**Task directions:** Scan the material below for the string "prohibited", and copy every line where it shows up.

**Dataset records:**
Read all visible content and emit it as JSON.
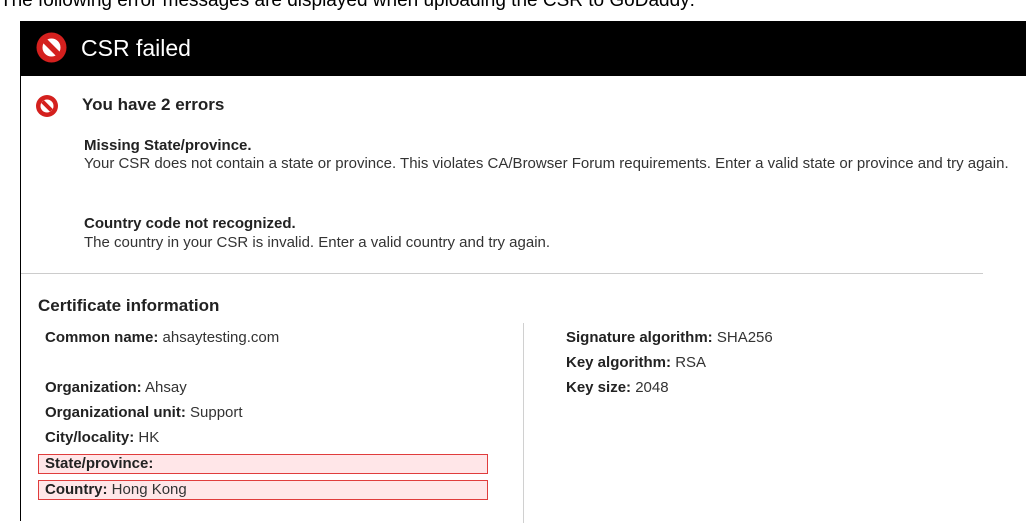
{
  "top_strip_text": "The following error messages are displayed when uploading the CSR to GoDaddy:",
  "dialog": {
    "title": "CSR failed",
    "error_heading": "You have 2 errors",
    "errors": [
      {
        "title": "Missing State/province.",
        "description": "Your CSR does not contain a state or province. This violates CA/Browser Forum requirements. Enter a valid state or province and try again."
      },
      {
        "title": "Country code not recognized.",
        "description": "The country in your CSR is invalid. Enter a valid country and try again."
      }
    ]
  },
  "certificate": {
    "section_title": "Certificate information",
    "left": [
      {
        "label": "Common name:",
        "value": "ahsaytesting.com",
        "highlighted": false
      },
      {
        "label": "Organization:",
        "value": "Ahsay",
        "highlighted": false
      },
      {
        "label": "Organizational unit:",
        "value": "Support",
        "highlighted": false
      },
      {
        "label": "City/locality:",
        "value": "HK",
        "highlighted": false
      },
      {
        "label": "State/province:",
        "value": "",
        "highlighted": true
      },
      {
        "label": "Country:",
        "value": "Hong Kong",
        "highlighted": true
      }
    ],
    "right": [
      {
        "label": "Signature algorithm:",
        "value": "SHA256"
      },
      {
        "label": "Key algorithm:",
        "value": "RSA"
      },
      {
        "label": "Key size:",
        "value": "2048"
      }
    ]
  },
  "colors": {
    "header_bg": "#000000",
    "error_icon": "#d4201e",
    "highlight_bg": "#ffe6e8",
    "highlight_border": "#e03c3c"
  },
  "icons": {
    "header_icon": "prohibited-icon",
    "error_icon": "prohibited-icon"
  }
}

...

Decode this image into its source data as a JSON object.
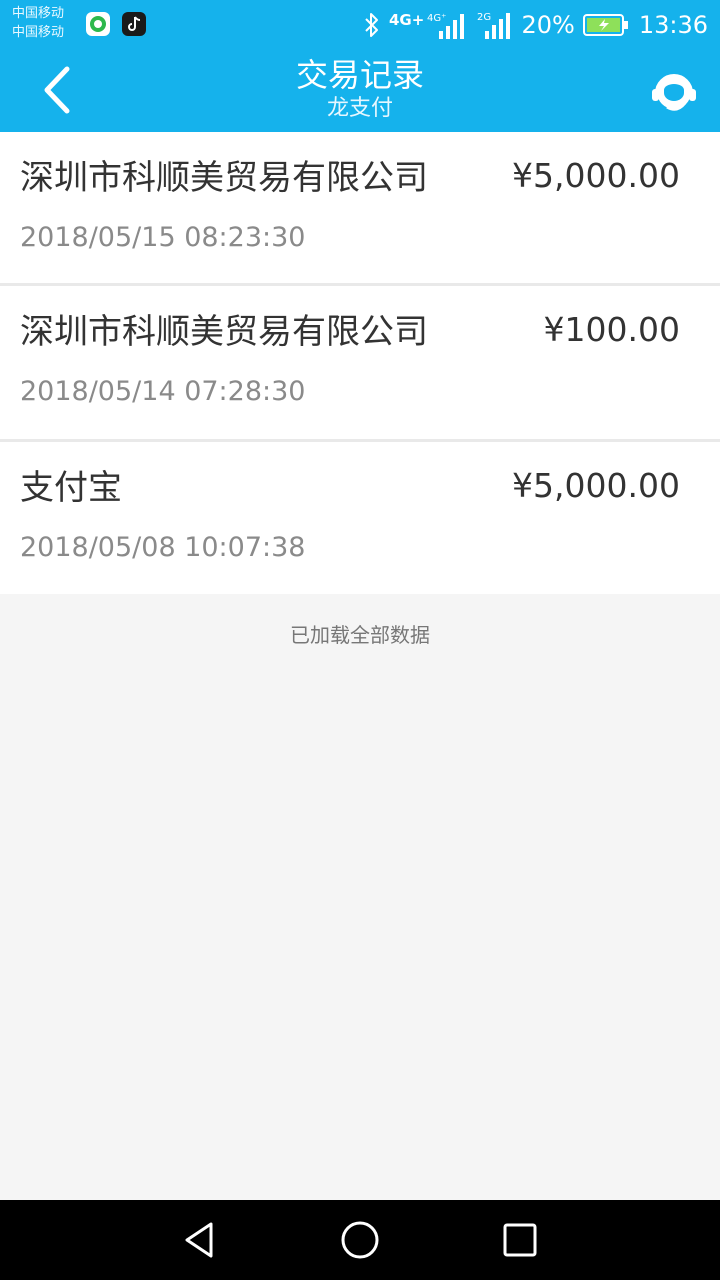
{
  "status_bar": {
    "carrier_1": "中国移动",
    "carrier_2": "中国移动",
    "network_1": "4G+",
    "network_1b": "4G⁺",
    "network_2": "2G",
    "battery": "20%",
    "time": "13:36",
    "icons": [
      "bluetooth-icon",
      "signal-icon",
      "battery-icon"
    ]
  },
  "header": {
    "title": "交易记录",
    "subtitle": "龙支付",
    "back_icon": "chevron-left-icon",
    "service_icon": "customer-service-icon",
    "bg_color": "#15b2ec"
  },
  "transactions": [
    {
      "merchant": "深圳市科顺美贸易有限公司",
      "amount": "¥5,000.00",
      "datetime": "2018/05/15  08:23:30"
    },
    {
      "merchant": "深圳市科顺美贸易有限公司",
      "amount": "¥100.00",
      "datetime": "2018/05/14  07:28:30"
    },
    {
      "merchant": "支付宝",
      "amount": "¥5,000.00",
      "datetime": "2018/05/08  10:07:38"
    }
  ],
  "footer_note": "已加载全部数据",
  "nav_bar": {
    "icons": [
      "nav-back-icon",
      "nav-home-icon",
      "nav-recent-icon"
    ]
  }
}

**Response to the task:**
    "header_icon": "prohibited-icon",
    "error_icon": "prohibited-icon"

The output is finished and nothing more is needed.